>> START Information given
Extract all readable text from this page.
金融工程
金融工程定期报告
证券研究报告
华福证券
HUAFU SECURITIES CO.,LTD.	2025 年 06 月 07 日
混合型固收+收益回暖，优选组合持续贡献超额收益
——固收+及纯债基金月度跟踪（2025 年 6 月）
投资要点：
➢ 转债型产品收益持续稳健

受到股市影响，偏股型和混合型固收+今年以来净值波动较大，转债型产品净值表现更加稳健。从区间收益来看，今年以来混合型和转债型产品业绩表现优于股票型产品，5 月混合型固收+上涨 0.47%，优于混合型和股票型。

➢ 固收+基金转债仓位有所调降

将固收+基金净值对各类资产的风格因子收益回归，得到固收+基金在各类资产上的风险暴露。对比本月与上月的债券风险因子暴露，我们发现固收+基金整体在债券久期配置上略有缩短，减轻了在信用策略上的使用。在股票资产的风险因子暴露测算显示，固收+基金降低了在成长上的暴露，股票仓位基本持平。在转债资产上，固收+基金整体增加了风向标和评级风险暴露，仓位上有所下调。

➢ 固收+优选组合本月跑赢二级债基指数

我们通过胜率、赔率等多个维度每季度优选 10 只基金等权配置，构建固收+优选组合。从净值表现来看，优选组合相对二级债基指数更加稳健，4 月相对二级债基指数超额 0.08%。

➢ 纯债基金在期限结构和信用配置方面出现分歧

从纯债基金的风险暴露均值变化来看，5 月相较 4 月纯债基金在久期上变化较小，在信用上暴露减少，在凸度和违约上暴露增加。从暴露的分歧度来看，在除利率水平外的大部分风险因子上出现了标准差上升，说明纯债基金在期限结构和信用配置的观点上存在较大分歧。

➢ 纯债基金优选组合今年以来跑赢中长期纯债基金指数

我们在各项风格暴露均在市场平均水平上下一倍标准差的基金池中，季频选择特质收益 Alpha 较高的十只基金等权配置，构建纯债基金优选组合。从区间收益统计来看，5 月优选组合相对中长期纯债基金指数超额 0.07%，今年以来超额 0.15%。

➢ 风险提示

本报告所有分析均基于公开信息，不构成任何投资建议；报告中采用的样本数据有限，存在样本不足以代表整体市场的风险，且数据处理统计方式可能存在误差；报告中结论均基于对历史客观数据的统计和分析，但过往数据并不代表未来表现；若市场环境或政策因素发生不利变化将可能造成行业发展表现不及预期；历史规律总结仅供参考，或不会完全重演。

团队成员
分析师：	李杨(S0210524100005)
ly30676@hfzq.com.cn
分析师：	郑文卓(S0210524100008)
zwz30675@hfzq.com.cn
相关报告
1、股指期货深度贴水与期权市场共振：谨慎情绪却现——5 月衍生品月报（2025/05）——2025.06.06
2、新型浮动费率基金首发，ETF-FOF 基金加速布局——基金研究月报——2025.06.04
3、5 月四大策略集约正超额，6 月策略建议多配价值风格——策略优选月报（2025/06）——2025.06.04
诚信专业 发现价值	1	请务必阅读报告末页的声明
>> END Information given
→ Task description
Return all the data above once more, precisely as given.

→ Written solution
Extract all readable text from this page.
金融工程
金融工程定期报告
证券研究报告
华福证券
HUAFU SECURITIES CO.,LTD.	2025 年 06 月 07 日
混合型固收+收益回暖，优选组合持续贡献超额收益
——固收+及纯债基金月度跟踪（2025 年 6 月）
投资要点：
➢ 转债型产品收益持续稳健

受到股市影响，偏股型和混合型固收+今年以来净值波动较大，转债型产品净值表现更加稳健。从区间收益来看，今年以来混合型和转债型产品业绩表现优于股票型产品，5 月混合型固收+上涨 0.47%，优于混合型和股票型。

➢ 固收+基金转债仓位有所调降

将固收+基金净值对各类资产的风格因子收益回归，得到固收+基金在各类资产上的风险暴露。对比本月与上月的债券风险因子暴露，我们发现固收+基金整体在债券久期配置上略有缩短，减轻了在信用策略上的使用。在股票资产的风险因子暴露测算显示，固收+基金降低了在成长上的暴露，股票仓位基本持平。在转债资产上，固收+基金整体增加了风向标和评级风险暴露，仓位上有所下调。

➢ 固收+优选组合本月跑赢二级债基指数

我们通过胜率、赔率等多个维度每季度优选 10 只基金等权配置，构建固收+优选组合。从净值表现来看，优选组合相对二级债基指数更加稳健，4 月相对二级债基指数超额 0.08%。

➢ 纯债基金在期限结构和信用配置方面出现分歧

从纯债基金的风险暴露均值变化来看，5 月相较 4 月纯债基金在久期上变化较小，在信用上暴露减少，在凸度和违约上暴露增加。从暴露的分歧度来看，在除利率水平外的大部分风险因子上出现了标准差上升，说明纯债基金在期限结构和信用配置的观点上存在较大分歧。

➢ 纯债基金优选组合今年以来跑赢中长期纯债基金指数

我们在各项风格暴露均在市场平均水平上下一倍标准差的基金池中，季频选择特质收益 Alpha 较高的十只基金等权配置，构建纯债基金优选组合。从区间收益统计来看，5 月优选组合相对中长期纯债基金指数超额 0.07%，今年以来超额 0.15%。

➢ 风险提示

本报告所有分析均基于公开信息，不构成任何投资建议；报告中采用的样本数据有限，存在样本不足以代表整体市场的风险，且数据处理统计方式可能存在误差；报告中结论均基于对历史客观数据的统计和分析，但过往数据并不代表未来表现；若市场环境或政策因素发生不利变化将可能造成行业发展表现不及预期；历史规律总结仅供参考，或不会完全重演。

团队成员
分析师：	李杨(S0210524100005)
ly30676@hfzq.com.cn
分析师：	郑文卓(S0210524100008)
zwz30675@hfzq.com.cn
相关报告
1、股指期货深度贴水与期权市场共振：谨慎情绪却现——5 月衍生品月报（2025/05）——2025.06.06
2、新型浮动费率基金首发，ETF-FOF 基金加速布局——基金研究月报——2025.06.04
3、5 月四大策略集约正超额，6 月策略建议多配价值风格——策略优选月报（2025/06）——2025.06.04
诚信专业 发现价值	1	请务必阅读报告末页的声明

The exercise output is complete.